____ Data lines

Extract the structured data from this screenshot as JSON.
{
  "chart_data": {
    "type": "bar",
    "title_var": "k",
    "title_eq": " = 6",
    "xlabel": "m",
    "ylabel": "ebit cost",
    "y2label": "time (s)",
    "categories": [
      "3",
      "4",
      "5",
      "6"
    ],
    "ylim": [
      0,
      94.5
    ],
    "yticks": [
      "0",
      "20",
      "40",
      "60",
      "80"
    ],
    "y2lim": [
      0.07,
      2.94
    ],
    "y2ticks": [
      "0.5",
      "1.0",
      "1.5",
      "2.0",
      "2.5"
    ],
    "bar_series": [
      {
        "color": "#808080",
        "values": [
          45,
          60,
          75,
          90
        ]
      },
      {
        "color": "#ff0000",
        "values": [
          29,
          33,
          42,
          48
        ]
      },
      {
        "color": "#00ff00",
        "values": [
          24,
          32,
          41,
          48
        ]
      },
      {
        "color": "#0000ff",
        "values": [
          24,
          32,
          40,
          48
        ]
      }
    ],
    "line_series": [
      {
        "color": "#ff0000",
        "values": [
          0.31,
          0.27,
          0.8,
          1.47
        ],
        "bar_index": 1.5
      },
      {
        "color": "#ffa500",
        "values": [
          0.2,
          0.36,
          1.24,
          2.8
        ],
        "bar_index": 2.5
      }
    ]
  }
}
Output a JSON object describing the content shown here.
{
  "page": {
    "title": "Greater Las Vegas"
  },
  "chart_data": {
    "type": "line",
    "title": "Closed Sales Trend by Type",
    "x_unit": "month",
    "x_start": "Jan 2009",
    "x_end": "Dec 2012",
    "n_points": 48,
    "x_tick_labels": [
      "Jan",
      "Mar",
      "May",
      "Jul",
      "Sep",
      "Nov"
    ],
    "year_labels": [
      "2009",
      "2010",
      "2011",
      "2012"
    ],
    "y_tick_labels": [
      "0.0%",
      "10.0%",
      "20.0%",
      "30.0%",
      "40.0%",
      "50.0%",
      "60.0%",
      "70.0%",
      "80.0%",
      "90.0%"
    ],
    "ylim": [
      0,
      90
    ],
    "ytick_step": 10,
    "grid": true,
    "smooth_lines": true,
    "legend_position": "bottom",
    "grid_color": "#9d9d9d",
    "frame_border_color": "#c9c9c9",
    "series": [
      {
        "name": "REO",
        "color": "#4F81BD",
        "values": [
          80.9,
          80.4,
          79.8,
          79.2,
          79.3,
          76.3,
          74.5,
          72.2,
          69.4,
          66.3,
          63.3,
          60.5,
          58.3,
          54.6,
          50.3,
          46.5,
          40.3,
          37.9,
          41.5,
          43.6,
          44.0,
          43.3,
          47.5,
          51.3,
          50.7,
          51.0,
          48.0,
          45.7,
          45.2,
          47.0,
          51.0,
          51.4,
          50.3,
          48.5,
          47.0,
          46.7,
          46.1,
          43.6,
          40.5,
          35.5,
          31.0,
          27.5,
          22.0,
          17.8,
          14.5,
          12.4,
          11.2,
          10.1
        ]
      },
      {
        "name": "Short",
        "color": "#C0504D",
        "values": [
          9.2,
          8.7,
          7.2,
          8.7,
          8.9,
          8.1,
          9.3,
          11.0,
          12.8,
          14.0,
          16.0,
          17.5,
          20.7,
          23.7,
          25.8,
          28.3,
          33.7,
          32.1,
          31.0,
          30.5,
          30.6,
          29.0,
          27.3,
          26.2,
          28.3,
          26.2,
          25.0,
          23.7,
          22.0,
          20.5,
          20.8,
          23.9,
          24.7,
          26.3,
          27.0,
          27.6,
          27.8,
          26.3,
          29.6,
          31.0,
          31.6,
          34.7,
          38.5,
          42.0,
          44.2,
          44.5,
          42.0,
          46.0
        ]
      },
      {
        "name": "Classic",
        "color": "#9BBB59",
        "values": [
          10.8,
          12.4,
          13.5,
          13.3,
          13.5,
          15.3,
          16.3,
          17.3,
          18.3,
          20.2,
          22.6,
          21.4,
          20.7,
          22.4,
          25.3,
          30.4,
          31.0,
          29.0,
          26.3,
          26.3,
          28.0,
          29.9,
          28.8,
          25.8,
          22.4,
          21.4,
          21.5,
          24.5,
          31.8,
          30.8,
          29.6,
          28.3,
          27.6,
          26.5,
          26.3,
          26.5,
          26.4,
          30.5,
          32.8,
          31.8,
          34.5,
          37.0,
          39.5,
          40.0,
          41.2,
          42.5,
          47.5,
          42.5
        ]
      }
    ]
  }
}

________

=== Stated task ===
Using the data above, return each line exactly as written.

=== Output ===
Extract the structured data from this screenshot as JSON.
{
  "chart_data": {
    "type": "bar",
    "title_var": "k",
    "title_eq": " = 6",
    "xlabel": "m",
    "ylabel": "ebit cost",
    "y2label": "time (s)",
    "categories": [
      "3",
      "4",
      "5",
      "6"
    ],
    "ylim": [
      0,
      94.5
    ],
    "yticks": [
      "0",
      "20",
      "40",
      "60",
      "80"
    ],
    "y2lim": [
      0.07,
      2.94
    ],
    "y2ticks": [
      "0.5",
      "1.0",
      "1.5",
      "2.0",
      "2.5"
    ],
    "bar_series": [
      {
        "color": "#808080",
        "values": [
          45,
          60,
          75,
          90
        ]
      },
      {
        "color": "#ff0000",
        "values": [
          29,
          33,
          42,
          48
        ]
      },
      {
        "color": "#00ff00",
        "values": [
          24,
          32,
          41,
          48
        ]
      },
      {
        "color": "#0000ff",
        "values": [
          24,
          32,
          40,
          48
        ]
      }
    ],
    "line_series": [
      {
        "color": "#ff0000",
        "values": [
          0.31,
          0.27,
          0.8,
          1.47
        ],
        "bar_index": 1.5
      },
      {
        "color": "#ffa500",
        "values": [
          0.2,
          0.36,
          1.24,
          2.8
        ],
        "bar_index": 2.5
      }
    ]
  }
}
Output a JSON object describing the content shown here.
{
  "page": {
    "title": "Greater Las Vegas"
  },
  "chart_data": {
    "type": "line",
    "title": "Closed Sales Trend by Type",
    "x_unit": "month",
    "x_start": "Jan 2009",
    "x_end": "Dec 2012",
    "n_points": 48,
    "x_tick_labels": [
      "Jan",
      "Mar",
      "May",
      "Jul",
      "Sep",
      "Nov"
    ],
    "year_labels": [
      "2009",
      "2010",
      "2011",
      "2012"
    ],
    "y_tick_labels": [
      "0.0%",
      "10.0%",
      "20.0%",
      "30.0%",
      "40.0%",
      "50.0%",
      "60.0%",
      "70.0%",
      "80.0%",
      "90.0%"
    ],
    "ylim": [
      0,
      90
    ],
    "ytick_step": 10,
    "grid": true,
    "smooth_lines": true,
    "legend_position": "bottom",
    "grid_color": "#9d9d9d",
    "frame_border_color": "#c9c9c9",
    "series": [
      {
        "name": "REO",
        "color": "#4F81BD",
        "values": [
          80.9,
          80.4,
          79.8,
          79.2,
          79.3,
          76.3,
          74.5,
          72.2,
          69.4,
          66.3,
          63.3,
          60.5,
          58.3,
          54.6,
          50.3,
          46.5,
          40.3,
          37.9,
          41.5,
          43.6,
          44.0,
          43.3,
          47.5,
          51.3,
          50.7,
          51.0,
          48.0,
          45.7,
          45.2,
          47.0,
          51.0,
          51.4,
          50.3,
          48.5,
          47.0,
          46.7,
          46.1,
          43.6,
          40.5,
          35.5,
          31.0,
          27.5,
          22.0,
          17.8,
          14.5,
          12.4,
          11.2,
          10.1
        ]
      },
      {
        "name": "Short",
        "color": "#C0504D",
        "values": [
          9.2,
          8.7,
          7.2,
          8.7,
          8.9,
          8.1,
          9.3,
          11.0,
          12.8,
          14.0,
          16.0,
          17.5,
          20.7,
          23.7,
          25.8,
          28.3,
          33.7,
          32.1,
          31.0,
          30.5,
          30.6,
          29.0,
          27.3,
          26.2,
          28.3,
          26.2,
          25.0,
          23.7,
          22.0,
          20.5,
          20.8,
          23.9,
          24.7,
          26.3,
          27.0,
          27.6,
          27.8,
          26.3,
          29.6,
          31.0,
          31.6,
          34.7,
          38.5,
          42.0,
          44.2,
          44.5,
          42.0,
          46.0
        ]
      },
      {
        "name": "Classic",
        "color": "#9BBB59",
        "values": [
          10.8,
          12.4,
          13.5,
          13.3,
          13.5,
          15.3,
          16.3,
          17.3,
          18.3,
          20.2,
          22.6,
          21.4,
          20.7,
          22.4,
          25.3,
          30.4,
          31.0,
          29.0,
          26.3,
          26.3,
          28.0,
          29.9,
          28.8,
          25.8,
          22.4,
          21.4,
          21.5,
          24.5,
          31.8,
          30.8,
          29.6,
          28.3,
          27.6,
          26.5,
          26.3,
          26.5,
          26.4,
          30.5,
          32.8,
          31.8,
          34.5,
          37.0,
          39.5,
          40.0,
          41.2,
          42.5,
          47.5,
          42.5
        ]
      }
    ]
  }
}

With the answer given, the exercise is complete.